REQUIRED WORK » Every line that includes the word "predeterminada" is to be listed.

AVAILABLE RECORDS »
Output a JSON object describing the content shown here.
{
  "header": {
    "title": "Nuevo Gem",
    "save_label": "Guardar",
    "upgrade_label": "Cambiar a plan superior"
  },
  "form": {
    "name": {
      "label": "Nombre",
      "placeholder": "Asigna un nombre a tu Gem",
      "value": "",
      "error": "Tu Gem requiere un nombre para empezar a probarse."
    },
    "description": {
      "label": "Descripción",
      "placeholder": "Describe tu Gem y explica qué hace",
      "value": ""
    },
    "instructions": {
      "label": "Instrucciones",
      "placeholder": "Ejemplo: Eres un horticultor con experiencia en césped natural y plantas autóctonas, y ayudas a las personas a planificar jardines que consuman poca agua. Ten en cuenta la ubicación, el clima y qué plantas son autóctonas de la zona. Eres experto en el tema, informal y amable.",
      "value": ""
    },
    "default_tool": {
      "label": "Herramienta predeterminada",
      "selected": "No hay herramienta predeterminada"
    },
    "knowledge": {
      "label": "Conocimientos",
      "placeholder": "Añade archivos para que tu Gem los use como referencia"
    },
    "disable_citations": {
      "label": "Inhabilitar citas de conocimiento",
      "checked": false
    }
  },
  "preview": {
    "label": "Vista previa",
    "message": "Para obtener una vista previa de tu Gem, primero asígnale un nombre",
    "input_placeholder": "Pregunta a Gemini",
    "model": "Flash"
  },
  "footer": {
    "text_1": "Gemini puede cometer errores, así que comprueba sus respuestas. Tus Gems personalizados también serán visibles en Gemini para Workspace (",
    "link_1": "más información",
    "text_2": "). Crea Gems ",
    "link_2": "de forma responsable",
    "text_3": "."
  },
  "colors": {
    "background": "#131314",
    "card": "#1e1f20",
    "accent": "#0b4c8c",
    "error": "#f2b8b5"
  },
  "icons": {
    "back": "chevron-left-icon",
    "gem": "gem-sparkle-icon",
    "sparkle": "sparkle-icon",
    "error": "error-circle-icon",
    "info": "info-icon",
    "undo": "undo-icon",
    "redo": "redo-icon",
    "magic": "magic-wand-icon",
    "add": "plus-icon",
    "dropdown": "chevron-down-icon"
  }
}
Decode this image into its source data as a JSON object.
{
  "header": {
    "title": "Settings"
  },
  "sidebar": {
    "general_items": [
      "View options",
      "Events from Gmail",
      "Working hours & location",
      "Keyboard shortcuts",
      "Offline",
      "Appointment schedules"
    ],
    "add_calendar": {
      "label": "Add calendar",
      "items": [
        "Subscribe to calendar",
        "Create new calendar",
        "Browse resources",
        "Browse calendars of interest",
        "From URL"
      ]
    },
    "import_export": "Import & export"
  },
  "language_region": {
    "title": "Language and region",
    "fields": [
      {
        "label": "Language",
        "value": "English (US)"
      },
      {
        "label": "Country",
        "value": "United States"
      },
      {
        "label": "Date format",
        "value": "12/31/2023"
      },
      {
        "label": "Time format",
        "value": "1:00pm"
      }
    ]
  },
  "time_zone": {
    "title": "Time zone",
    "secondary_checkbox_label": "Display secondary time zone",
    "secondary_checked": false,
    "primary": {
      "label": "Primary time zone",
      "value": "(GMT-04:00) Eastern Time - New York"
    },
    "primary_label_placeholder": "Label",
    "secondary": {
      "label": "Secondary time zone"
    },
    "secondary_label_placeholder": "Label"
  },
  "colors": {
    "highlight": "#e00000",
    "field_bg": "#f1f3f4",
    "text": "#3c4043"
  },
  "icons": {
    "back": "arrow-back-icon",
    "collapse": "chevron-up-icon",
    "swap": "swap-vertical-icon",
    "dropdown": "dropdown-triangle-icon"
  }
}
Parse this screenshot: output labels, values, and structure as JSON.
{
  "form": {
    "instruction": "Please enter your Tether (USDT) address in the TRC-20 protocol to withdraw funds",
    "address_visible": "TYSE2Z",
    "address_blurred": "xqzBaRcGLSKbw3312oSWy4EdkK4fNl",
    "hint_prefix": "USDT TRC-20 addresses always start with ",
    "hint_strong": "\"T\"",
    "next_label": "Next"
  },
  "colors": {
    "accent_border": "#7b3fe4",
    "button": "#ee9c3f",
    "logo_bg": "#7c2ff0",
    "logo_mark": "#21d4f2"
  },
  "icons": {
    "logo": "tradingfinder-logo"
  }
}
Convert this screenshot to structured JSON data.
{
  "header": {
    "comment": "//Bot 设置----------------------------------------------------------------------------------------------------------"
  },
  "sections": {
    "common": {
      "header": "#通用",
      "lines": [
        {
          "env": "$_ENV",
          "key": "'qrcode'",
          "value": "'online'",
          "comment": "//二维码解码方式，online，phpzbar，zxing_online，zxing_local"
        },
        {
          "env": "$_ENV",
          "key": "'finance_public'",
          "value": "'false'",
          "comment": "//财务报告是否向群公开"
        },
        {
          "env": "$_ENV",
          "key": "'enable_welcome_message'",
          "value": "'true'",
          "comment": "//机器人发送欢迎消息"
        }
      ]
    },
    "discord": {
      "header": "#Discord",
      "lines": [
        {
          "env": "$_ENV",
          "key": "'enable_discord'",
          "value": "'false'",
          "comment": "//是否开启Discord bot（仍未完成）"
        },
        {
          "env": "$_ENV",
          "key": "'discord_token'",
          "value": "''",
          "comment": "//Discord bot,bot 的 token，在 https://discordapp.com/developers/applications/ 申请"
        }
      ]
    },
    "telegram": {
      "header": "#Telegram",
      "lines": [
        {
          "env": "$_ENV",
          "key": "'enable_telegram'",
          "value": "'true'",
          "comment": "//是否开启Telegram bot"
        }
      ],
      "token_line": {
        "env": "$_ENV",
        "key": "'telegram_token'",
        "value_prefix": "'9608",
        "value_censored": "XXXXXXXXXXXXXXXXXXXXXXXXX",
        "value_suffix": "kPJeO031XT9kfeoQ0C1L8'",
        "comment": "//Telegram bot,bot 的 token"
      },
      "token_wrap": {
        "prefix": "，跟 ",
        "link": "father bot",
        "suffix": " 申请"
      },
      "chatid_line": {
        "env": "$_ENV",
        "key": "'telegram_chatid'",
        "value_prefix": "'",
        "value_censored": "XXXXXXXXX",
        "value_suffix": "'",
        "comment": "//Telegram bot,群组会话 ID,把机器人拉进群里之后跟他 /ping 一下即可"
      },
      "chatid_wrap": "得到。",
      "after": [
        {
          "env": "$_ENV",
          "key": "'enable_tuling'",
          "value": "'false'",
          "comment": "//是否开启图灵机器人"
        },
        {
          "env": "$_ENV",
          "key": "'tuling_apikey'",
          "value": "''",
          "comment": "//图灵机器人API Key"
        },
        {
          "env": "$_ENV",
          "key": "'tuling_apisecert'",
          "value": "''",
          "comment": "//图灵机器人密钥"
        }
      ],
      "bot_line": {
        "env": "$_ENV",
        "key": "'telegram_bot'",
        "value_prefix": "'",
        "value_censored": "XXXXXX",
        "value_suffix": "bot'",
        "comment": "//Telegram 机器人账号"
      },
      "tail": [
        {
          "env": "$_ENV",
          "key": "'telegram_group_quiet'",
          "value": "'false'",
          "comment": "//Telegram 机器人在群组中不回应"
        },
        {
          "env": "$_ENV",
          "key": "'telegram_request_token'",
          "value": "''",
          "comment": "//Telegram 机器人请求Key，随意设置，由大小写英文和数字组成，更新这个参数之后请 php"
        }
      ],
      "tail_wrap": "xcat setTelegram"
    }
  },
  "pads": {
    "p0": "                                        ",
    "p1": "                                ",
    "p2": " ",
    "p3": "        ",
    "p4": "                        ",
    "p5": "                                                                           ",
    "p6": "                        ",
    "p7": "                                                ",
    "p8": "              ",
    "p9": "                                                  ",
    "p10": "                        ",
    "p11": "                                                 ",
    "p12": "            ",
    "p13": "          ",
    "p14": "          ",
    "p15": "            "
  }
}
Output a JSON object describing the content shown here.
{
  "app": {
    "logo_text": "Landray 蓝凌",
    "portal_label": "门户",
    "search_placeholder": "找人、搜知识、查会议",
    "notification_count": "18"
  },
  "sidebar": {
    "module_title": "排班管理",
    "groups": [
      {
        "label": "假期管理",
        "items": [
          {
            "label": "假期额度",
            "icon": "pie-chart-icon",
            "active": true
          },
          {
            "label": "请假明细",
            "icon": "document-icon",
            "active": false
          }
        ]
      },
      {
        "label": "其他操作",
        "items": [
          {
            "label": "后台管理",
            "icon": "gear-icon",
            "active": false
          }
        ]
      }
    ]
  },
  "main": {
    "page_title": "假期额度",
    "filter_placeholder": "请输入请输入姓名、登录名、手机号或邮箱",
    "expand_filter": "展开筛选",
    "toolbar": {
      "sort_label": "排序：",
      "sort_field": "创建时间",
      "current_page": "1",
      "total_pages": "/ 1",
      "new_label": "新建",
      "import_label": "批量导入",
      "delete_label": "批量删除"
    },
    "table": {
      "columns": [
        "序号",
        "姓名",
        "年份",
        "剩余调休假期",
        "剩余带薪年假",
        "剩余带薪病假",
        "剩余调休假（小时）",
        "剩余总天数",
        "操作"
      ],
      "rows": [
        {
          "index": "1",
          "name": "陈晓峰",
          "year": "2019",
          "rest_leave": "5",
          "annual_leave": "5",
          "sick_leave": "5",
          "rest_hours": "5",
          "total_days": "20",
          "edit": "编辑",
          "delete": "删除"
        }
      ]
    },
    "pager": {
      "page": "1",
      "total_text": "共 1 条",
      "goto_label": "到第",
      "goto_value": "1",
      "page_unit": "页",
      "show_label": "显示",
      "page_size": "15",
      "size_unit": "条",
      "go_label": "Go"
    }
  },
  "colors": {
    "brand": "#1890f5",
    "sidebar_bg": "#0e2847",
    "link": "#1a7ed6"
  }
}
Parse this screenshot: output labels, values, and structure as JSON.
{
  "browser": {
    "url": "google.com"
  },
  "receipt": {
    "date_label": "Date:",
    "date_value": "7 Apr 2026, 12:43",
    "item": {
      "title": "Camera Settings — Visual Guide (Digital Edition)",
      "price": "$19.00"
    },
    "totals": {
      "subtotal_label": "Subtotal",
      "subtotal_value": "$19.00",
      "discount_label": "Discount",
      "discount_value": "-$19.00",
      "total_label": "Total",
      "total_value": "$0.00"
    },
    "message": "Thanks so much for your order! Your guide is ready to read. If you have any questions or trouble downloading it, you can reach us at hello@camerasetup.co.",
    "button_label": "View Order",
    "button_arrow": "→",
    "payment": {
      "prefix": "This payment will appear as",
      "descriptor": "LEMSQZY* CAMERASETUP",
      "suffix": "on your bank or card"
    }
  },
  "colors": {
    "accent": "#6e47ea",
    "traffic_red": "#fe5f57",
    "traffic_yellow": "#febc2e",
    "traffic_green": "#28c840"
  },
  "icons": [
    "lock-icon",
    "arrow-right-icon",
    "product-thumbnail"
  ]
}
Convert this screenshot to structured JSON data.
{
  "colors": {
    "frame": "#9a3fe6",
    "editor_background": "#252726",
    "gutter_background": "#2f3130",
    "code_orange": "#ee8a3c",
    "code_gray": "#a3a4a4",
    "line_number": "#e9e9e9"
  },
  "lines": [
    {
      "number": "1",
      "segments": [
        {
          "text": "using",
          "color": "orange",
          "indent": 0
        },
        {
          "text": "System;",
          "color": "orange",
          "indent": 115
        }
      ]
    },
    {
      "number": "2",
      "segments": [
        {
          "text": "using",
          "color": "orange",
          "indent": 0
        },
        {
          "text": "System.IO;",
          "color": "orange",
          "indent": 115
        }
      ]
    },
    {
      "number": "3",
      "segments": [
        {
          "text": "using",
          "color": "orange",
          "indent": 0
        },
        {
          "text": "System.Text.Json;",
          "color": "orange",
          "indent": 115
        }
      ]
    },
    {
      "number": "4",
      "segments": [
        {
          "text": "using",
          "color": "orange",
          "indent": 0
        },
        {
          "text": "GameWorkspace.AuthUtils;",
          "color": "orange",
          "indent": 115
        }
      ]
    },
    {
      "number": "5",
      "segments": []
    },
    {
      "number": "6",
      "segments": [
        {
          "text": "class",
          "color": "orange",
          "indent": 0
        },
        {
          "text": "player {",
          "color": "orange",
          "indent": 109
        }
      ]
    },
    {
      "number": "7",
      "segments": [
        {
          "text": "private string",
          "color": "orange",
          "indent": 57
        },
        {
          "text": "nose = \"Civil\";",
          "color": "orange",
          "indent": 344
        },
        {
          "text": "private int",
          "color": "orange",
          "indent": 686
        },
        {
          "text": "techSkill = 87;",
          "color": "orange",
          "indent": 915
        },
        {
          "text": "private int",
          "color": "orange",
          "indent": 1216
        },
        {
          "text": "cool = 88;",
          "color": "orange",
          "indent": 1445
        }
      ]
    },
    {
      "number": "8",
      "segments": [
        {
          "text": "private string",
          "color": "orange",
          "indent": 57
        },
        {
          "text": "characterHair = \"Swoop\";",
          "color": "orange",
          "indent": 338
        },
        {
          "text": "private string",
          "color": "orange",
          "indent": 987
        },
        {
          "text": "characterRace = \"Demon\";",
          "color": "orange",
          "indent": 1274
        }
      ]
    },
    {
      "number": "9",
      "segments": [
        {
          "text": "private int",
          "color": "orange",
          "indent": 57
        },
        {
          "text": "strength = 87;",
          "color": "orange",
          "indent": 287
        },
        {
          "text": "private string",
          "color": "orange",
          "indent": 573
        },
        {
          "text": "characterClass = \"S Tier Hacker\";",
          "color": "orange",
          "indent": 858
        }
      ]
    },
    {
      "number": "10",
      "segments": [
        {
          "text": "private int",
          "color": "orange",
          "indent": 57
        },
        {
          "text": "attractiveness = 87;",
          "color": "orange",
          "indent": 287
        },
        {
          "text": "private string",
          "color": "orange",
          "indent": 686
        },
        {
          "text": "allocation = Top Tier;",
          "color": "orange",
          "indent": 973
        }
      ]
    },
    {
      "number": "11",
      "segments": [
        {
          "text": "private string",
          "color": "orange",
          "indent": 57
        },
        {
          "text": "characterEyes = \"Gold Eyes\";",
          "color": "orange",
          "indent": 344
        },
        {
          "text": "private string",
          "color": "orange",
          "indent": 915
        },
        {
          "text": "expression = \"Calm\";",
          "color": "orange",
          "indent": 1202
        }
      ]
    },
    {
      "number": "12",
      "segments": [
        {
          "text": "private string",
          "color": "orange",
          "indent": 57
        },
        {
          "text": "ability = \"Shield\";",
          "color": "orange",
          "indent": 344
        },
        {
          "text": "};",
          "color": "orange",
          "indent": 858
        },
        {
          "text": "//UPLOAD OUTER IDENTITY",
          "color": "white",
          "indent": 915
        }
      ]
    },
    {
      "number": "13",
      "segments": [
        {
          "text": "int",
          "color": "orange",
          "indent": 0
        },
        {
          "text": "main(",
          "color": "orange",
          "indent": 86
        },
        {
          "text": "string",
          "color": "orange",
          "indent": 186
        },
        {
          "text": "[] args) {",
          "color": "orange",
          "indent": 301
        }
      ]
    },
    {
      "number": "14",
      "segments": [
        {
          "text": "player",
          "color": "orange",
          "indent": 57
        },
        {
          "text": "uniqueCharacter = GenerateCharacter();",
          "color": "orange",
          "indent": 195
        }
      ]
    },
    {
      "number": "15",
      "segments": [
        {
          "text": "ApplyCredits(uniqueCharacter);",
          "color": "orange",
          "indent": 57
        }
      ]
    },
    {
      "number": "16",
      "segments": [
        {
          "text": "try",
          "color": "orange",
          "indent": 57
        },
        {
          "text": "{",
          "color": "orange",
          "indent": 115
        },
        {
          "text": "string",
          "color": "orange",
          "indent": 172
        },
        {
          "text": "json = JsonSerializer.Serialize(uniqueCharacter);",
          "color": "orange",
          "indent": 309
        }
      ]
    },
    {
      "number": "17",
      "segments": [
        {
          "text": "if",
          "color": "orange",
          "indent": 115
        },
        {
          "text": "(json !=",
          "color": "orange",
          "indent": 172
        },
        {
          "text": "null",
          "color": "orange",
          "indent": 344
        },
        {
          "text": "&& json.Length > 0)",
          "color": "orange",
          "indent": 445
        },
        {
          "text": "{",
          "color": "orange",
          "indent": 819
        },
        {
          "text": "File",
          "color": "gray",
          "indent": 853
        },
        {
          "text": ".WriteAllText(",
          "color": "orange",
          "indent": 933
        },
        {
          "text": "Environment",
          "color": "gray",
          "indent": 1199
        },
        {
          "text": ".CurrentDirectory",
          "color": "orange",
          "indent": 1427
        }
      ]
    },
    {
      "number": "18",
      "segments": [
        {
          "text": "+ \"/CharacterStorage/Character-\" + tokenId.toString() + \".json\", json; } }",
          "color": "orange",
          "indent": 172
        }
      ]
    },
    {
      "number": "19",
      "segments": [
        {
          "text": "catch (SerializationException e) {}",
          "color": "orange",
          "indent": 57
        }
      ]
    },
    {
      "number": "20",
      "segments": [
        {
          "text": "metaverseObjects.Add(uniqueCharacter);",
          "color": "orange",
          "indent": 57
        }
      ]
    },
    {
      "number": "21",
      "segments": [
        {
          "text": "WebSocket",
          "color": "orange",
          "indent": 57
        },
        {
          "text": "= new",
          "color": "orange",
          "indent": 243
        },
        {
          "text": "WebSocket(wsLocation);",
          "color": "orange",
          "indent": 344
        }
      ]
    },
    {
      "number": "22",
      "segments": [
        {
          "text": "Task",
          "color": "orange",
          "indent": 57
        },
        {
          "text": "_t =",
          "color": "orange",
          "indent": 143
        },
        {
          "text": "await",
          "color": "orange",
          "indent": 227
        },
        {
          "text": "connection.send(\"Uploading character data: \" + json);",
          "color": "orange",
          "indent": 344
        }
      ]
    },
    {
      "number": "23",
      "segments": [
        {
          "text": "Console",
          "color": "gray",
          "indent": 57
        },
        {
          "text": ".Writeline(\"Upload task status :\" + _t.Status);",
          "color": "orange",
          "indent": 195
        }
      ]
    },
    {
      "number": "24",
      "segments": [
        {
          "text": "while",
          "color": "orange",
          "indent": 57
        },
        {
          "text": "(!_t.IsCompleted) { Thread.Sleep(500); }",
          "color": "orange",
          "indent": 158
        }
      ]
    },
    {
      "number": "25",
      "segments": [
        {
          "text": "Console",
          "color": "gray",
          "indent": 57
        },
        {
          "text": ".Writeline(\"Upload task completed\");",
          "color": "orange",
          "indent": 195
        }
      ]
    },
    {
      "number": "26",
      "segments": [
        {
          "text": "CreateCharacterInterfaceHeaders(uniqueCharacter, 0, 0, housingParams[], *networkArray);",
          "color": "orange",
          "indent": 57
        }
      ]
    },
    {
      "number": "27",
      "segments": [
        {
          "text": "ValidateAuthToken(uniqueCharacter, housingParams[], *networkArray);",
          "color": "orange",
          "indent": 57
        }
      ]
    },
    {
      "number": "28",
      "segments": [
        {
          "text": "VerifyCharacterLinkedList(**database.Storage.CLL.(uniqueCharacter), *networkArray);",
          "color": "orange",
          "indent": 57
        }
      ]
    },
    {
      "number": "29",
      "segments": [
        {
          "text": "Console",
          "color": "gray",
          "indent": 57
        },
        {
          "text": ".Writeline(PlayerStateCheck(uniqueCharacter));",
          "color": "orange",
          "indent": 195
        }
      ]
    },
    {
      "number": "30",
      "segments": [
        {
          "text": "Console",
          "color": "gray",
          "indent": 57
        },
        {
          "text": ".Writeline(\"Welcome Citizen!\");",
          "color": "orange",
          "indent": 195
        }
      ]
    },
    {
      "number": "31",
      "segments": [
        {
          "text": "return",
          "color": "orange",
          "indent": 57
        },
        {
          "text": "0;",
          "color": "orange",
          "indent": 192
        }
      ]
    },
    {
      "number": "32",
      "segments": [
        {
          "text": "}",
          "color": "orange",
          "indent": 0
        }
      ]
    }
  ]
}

COMPLETED TASK »
      "label": "Herramienta predeterminada",
      "selected": "No hay herramienta predeterminada"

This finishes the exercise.